AIM: Restate all of the data exactly.

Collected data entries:
☆ ☆ ☆

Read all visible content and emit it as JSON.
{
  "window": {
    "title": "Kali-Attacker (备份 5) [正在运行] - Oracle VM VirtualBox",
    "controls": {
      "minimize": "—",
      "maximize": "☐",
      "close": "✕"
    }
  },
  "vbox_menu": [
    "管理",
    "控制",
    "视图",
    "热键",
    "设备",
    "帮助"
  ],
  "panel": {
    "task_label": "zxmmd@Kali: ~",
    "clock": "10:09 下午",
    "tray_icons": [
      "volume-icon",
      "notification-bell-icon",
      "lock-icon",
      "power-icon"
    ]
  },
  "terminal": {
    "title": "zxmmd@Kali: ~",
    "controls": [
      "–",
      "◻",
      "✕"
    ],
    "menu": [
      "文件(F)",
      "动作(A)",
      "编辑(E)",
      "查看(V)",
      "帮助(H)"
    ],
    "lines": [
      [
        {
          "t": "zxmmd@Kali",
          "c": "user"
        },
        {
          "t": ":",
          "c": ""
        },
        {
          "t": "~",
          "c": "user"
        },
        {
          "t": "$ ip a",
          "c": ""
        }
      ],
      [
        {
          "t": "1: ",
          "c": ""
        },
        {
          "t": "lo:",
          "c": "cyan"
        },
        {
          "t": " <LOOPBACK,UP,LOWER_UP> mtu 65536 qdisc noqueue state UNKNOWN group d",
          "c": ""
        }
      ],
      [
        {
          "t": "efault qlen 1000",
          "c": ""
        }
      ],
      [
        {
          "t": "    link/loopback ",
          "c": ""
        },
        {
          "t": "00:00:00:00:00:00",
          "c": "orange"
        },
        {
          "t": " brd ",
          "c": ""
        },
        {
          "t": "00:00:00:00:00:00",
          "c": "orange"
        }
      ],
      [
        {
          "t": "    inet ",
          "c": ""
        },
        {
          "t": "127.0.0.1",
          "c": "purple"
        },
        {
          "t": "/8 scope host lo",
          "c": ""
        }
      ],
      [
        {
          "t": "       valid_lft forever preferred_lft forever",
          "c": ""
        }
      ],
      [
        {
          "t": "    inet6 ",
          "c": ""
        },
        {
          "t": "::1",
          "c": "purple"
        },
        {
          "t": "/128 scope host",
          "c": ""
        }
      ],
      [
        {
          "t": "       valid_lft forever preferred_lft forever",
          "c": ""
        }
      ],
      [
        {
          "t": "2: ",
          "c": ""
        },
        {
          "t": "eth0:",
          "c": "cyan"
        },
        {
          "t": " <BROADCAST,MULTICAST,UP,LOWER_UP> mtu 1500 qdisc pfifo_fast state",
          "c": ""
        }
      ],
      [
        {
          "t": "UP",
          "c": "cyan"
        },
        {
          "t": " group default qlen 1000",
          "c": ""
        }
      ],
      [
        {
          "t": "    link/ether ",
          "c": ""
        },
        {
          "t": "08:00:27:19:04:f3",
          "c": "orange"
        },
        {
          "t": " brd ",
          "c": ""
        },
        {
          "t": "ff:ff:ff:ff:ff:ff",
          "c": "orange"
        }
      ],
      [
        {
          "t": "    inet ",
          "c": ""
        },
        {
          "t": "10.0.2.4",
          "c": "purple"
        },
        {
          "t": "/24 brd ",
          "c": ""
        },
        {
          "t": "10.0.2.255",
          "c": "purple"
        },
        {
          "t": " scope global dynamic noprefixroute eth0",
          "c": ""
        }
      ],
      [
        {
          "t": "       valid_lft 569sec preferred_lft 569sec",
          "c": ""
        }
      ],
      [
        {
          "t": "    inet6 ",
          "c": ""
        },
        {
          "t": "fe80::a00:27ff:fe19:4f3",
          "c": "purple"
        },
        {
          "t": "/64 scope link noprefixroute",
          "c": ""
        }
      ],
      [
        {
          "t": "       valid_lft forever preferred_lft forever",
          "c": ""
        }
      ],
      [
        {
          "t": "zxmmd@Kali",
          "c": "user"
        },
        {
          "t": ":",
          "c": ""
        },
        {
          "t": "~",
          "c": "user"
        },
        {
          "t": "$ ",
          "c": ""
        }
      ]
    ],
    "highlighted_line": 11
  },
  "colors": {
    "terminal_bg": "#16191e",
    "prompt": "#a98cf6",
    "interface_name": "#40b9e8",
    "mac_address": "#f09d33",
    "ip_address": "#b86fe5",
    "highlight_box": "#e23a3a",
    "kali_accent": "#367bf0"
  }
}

☆ ☆ ☆

REPLY:
Read all visible content and emit it as JSON.
{
  "window": {
    "title": "Kali-Attacker (备份 5) [正在运行] - Oracle VM VirtualBox",
    "controls": {
      "minimize": "—",
      "maximize": "☐",
      "close": "✕"
    }
  },
  "vbox_menu": [
    "管理",
    "控制",
    "视图",
    "热键",
    "设备",
    "帮助"
  ],
  "panel": {
    "task_label": "zxmmd@Kali: ~",
    "clock": "10:09 下午",
    "tray_icons": [
      "volume-icon",
      "notification-bell-icon",
      "lock-icon",
      "power-icon"
    ]
  },
  "terminal": {
    "title": "zxmmd@Kali: ~",
    "controls": [
      "–",
      "◻",
      "✕"
    ],
    "menu": [
      "文件(F)",
      "动作(A)",
      "编辑(E)",
      "查看(V)",
      "帮助(H)"
    ],
    "lines": [
      [
        {
          "t": "zxmmd@Kali",
          "c": "user"
        },
        {
          "t": ":",
          "c": ""
        },
        {
          "t": "~",
          "c": "user"
        },
        {
          "t": "$ ip a",
          "c": ""
        }
      ],
      [
        {
          "t": "1: ",
          "c": ""
        },
        {
          "t": "lo:",
          "c": "cyan"
        },
        {
          "t": " <LOOPBACK,UP,LOWER_UP> mtu 65536 qdisc noqueue state UNKNOWN group d",
          "c": ""
        }
      ],
      [
        {
          "t": "efault qlen 1000",
          "c": ""
        }
      ],
      [
        {
          "t": "    link/loopback ",
          "c": ""
        },
        {
          "t": "00:00:00:00:00:00",
          "c": "orange"
        },
        {
          "t": " brd ",
          "c": ""
        },
        {
          "t": "00:00:00:00:00:00",
          "c": "orange"
        }
      ],
      [
        {
          "t": "    inet ",
          "c": ""
        },
        {
          "t": "127.0.0.1",
          "c": "purple"
        },
        {
          "t": "/8 scope host lo",
          "c": ""
        }
      ],
      [
        {
          "t": "       valid_lft forever preferred_lft forever",
          "c": ""
        }
      ],
      [
        {
          "t": "    inet6 ",
          "c": ""
        },
        {
          "t": "::1",
          "c": "purple"
        },
        {
          "t": "/128 scope host",
          "c": ""
        }
      ],
      [
        {
          "t": "       valid_lft forever preferred_lft forever",
          "c": ""
        }
      ],
      [
        {
          "t": "2: ",
          "c": ""
        },
        {
          "t": "eth0:",
          "c": "cyan"
        },
        {
          "t": " <BROADCAST,MULTICAST,UP,LOWER_UP> mtu 1500 qdisc pfifo_fast state",
          "c": ""
        }
      ],
      [
        {
          "t": "UP",
          "c": "cyan"
        },
        {
          "t": " group default qlen 1000",
          "c": ""
        }
      ],
      [
        {
          "t": "    link/ether ",
          "c": ""
        },
        {
          "t": "08:00:27:19:04:f3",
          "c": "orange"
        },
        {
          "t": " brd ",
          "c": ""
        },
        {
          "t": "ff:ff:ff:ff:ff:ff",
          "c": "orange"
        }
      ],
      [
        {
          "t": "    inet ",
          "c": ""
        },
        {
          "t": "10.0.2.4",
          "c": "purple"
        },
        {
          "t": "/24 brd ",
          "c": ""
        },
        {
          "t": "10.0.2.255",
          "c": "purple"
        },
        {
          "t": " scope global dynamic noprefixroute eth0",
          "c": ""
        }
      ],
      [
        {
          "t": "       valid_lft 569sec preferred_lft 569sec",
          "c": ""
        }
      ],
      [
        {
          "t": "    inet6 ",
          "c": ""
        },
        {
          "t": "fe80::a00:27ff:fe19:4f3",
          "c": "purple"
        },
        {
          "t": "/64 scope link noprefixroute",
          "c": ""
        }
      ],
      [
        {
          "t": "       valid_lft forever preferred_lft forever",
          "c": ""
        }
      ],
      [
        {
          "t": "zxmmd@Kali",
          "c": "user"
        },
        {
          "t": ":",
          "c": ""
        },
        {
          "t": "~",
          "c": "user"
        },
        {
          "t": "$ ",
          "c": ""
        }
      ]
    ],
    "highlighted_line": 11
  },
  "colors": {
    "terminal_bg": "#16191e",
    "prompt": "#a98cf6",
    "interface_name": "#40b9e8",
    "mac_address": "#f09d33",
    "ip_address": "#b86fe5",
    "highlight_box": "#e23a3a",
    "kali_accent": "#367bf0"
  }
}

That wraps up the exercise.